## Dataset excerpt
## Begin

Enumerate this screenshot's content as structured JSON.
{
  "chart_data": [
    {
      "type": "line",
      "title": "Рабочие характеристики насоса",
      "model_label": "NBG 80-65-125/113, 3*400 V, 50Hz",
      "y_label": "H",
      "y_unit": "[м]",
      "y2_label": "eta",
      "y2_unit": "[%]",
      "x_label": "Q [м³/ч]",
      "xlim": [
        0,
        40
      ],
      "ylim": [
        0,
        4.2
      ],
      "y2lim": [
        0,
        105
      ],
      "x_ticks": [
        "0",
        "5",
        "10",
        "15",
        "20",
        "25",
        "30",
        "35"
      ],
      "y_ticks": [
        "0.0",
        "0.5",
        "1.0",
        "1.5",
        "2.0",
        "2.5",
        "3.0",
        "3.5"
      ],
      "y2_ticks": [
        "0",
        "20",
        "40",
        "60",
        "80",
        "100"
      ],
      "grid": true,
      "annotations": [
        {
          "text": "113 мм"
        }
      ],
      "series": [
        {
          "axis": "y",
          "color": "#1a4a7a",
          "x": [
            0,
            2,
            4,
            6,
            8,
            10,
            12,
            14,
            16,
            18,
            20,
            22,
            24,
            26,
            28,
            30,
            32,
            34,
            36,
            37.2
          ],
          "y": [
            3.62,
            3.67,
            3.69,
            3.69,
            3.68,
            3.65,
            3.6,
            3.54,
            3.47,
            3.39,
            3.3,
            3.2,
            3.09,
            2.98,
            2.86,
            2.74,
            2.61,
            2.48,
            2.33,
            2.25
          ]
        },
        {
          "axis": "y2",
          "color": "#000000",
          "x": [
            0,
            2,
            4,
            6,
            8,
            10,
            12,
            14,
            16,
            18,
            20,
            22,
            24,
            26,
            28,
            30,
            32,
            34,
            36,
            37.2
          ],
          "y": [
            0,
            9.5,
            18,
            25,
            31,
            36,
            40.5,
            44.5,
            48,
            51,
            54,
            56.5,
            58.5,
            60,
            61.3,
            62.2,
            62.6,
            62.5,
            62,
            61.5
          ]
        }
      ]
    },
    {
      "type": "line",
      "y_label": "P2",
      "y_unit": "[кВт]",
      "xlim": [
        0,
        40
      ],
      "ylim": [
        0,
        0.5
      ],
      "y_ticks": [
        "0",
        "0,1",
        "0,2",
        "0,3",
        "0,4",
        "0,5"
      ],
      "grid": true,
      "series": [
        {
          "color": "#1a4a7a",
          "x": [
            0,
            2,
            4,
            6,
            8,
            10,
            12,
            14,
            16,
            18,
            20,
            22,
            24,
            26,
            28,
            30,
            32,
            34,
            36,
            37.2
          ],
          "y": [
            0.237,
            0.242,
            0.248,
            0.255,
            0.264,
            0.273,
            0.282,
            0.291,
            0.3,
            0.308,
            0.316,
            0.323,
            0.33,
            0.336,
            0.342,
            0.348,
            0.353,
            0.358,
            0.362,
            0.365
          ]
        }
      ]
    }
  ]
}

## End

## Requirement
Restate every entry word for word.

## Worked solution
Enumerate this screenshot's content as structured JSON.
{
  "chart_data": [
    {
      "type": "line",
      "title": "Рабочие характеристики насоса",
      "model_label": "NBG 80-65-125/113, 3*400 V, 50Hz",
      "y_label": "H",
      "y_unit": "[м]",
      "y2_label": "eta",
      "y2_unit": "[%]",
      "x_label": "Q [м³/ч]",
      "xlim": [
        0,
        40
      ],
      "ylim": [
        0,
        4.2
      ],
      "y2lim": [
        0,
        105
      ],
      "x_ticks": [
        "0",
        "5",
        "10",
        "15",
        "20",
        "25",
        "30",
        "35"
      ],
      "y_ticks": [
        "0.0",
        "0.5",
        "1.0",
        "1.5",
        "2.0",
        "2.5",
        "3.0",
        "3.5"
      ],
      "y2_ticks": [
        "0",
        "20",
        "40",
        "60",
        "80",
        "100"
      ],
      "grid": true,
      "annotations": [
        {
          "text": "113 мм"
        }
      ],
      "series": [
        {
          "axis": "y",
          "color": "#1a4a7a",
          "x": [
            0,
            2,
            4,
            6,
            8,
            10,
            12,
            14,
            16,
            18,
            20,
            22,
            24,
            26,
            28,
            30,
            32,
            34,
            36,
            37.2
          ],
          "y": [
            3.62,
            3.67,
            3.69,
            3.69,
            3.68,
            3.65,
            3.6,
            3.54,
            3.47,
            3.39,
            3.3,
            3.2,
            3.09,
            2.98,
            2.86,
            2.74,
            2.61,
            2.48,
            2.33,
            2.25
          ]
        },
        {
          "axis": "y2",
          "color": "#000000",
          "x": [
            0,
            2,
            4,
            6,
            8,
            10,
            12,
            14,
            16,
            18,
            20,
            22,
            24,
            26,
            28,
            30,
            32,
            34,
            36,
            37.2
          ],
          "y": [
            0,
            9.5,
            18,
            25,
            31,
            36,
            40.5,
            44.5,
            48,
            51,
            54,
            56.5,
            58.5,
            60,
            61.3,
            62.2,
            62.6,
            62.5,
            62,
            61.5
          ]
        }
      ]
    },
    {
      "type": "line",
      "y_label": "P2",
      "y_unit": "[кВт]",
      "xlim": [
        0,
        40
      ],
      "ylim": [
        0,
        0.5
      ],
      "y_ticks": [
        "0",
        "0,1",
        "0,2",
        "0,3",
        "0,4",
        "0,5"
      ],
      "grid": true,
      "series": [
        {
          "color": "#1a4a7a",
          "x": [
            0,
            2,
            4,
            6,
            8,
            10,
            12,
            14,
            16,
            18,
            20,
            22,
            24,
            26,
            28,
            30,
            32,
            34,
            36,
            37.2
          ],
          "y": [
            0.237,
            0.242,
            0.248,
            0.255,
            0.264,
            0.273,
            0.282,
            0.291,
            0.3,
            0.308,
            0.316,
            0.323,
            0.33,
            0.336,
            0.342,
            0.348,
            0.353,
            0.358,
            0.362,
            0.365
          ]
        }
      ]
    }
  ]
}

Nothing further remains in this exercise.